▸ **WHAT TO DO**:
Go through the records and show each line where the word "Μαρμαράς" occurs.

▸ **EXCERPTED DATA**:
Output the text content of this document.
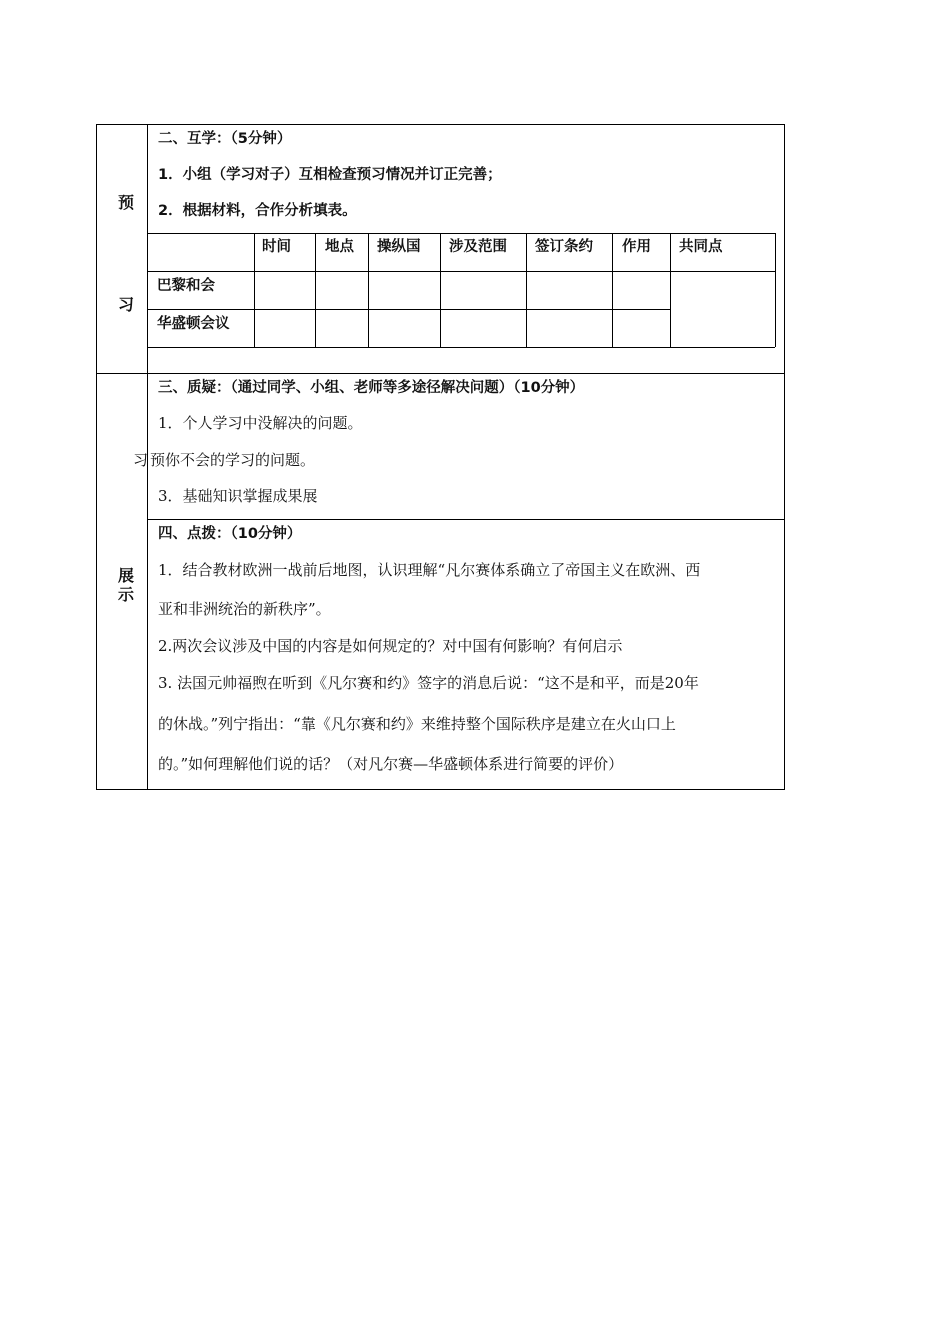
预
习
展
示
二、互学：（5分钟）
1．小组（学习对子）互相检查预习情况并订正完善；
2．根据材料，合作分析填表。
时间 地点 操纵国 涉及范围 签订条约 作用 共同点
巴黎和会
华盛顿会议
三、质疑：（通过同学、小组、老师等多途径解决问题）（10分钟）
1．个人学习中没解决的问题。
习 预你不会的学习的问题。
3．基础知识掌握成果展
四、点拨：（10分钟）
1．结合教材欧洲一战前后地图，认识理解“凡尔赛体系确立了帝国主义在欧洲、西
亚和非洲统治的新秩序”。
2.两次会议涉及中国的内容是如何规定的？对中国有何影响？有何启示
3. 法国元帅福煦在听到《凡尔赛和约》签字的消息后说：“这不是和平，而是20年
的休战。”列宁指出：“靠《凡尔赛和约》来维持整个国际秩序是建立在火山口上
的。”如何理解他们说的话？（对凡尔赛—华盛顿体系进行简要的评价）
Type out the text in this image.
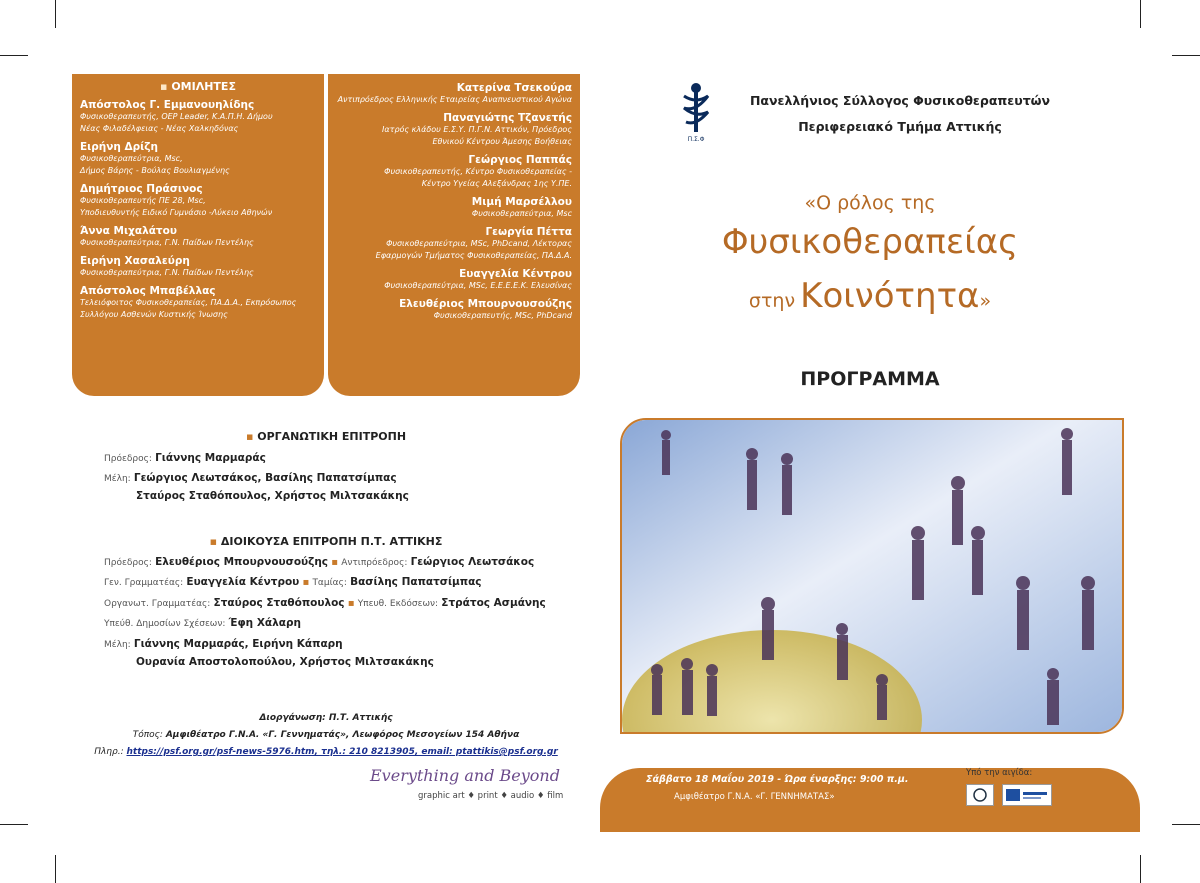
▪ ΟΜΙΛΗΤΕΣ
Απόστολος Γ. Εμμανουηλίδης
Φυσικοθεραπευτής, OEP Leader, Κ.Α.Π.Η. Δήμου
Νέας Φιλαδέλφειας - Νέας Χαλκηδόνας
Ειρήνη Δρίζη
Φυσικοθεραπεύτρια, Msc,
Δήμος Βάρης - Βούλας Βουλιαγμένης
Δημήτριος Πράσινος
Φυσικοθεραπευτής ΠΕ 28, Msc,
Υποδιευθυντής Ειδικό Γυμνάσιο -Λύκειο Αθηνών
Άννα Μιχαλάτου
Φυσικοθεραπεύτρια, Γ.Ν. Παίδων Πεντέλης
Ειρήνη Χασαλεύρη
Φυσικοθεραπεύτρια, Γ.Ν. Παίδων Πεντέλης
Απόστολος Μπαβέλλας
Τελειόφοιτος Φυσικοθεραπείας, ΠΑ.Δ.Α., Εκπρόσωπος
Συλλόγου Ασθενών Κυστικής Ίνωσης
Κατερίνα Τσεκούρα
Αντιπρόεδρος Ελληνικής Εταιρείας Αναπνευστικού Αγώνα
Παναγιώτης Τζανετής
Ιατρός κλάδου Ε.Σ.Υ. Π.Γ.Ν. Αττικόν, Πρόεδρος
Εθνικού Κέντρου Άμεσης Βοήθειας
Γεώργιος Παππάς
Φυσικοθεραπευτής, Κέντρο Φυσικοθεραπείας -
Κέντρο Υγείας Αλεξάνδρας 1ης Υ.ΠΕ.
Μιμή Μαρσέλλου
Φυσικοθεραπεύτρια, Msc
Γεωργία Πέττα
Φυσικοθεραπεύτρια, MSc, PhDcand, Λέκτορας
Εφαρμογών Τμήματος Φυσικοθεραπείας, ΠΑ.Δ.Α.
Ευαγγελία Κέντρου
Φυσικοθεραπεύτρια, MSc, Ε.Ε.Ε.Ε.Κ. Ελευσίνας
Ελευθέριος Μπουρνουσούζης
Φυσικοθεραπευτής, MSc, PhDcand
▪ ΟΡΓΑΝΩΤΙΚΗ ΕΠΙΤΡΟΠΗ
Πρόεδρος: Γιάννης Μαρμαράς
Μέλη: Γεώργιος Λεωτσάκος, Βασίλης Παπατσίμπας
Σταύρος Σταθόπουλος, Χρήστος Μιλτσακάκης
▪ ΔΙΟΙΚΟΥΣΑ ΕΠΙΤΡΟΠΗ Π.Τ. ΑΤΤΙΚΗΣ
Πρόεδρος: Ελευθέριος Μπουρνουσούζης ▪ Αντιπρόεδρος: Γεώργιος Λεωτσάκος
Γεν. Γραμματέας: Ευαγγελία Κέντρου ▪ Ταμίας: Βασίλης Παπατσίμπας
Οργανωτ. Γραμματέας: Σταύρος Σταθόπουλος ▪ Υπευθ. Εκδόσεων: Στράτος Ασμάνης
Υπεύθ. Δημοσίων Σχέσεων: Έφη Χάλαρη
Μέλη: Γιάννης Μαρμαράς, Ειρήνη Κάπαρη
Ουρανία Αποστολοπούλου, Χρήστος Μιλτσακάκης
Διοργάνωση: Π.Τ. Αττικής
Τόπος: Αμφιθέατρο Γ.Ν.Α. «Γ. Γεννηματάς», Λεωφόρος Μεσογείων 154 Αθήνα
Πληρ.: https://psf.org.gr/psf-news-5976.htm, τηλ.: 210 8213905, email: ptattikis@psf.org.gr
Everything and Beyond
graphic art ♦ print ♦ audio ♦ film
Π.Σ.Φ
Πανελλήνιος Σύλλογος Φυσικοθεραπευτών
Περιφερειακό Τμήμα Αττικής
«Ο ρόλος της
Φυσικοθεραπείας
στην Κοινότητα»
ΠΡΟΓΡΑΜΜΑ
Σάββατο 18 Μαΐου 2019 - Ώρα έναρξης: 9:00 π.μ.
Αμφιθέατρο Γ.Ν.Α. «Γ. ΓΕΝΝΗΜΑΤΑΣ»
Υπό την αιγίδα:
==
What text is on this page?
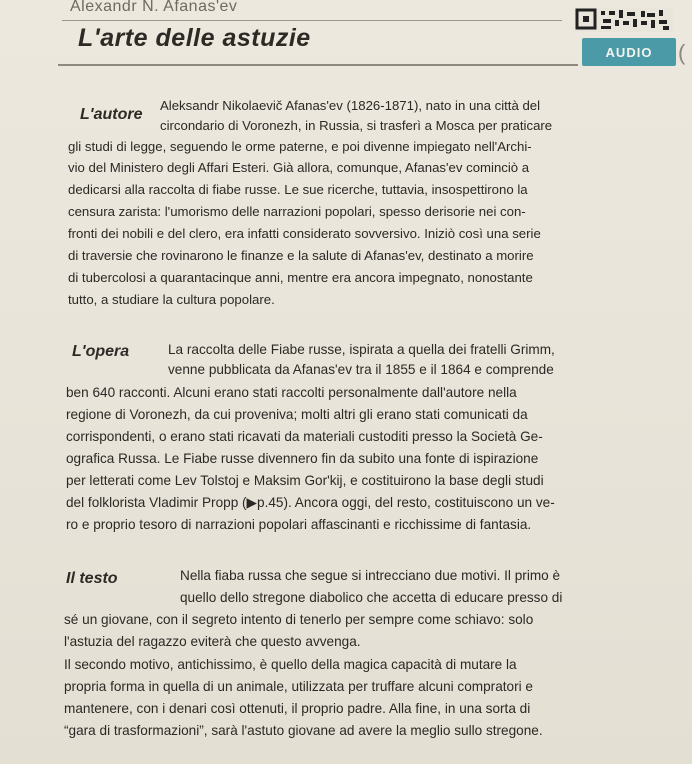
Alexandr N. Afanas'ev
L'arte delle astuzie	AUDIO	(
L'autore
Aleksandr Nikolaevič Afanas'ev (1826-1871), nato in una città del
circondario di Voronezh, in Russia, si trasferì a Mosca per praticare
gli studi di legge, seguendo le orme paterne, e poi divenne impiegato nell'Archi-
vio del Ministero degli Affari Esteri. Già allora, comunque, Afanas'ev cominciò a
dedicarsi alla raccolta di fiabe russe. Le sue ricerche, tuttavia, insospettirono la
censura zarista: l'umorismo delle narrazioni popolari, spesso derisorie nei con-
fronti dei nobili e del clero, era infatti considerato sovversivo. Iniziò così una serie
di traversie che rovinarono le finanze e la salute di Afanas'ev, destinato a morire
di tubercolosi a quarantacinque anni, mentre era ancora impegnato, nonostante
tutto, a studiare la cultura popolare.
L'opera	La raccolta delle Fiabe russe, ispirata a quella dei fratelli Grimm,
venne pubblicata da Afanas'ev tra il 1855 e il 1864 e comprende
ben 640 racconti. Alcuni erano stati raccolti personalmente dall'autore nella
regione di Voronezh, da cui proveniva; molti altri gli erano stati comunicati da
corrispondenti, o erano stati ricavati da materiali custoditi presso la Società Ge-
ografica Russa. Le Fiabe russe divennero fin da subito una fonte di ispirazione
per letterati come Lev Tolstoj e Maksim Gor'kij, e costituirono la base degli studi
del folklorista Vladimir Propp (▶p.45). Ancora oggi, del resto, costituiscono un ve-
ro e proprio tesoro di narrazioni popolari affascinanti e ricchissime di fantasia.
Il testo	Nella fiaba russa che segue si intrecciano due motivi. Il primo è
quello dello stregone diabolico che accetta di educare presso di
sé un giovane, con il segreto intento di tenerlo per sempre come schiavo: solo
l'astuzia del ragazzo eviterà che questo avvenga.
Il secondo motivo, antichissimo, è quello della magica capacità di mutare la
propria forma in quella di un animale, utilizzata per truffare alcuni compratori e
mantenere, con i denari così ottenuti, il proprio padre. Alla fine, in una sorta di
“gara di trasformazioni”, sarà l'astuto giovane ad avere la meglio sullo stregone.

▸ **RESPONSE**:
Πρόεδρος: Γιάννης Μαρμαράς
Μέλη: Γιάννης Μαρμαράς, Ειρήνη Κάπαρη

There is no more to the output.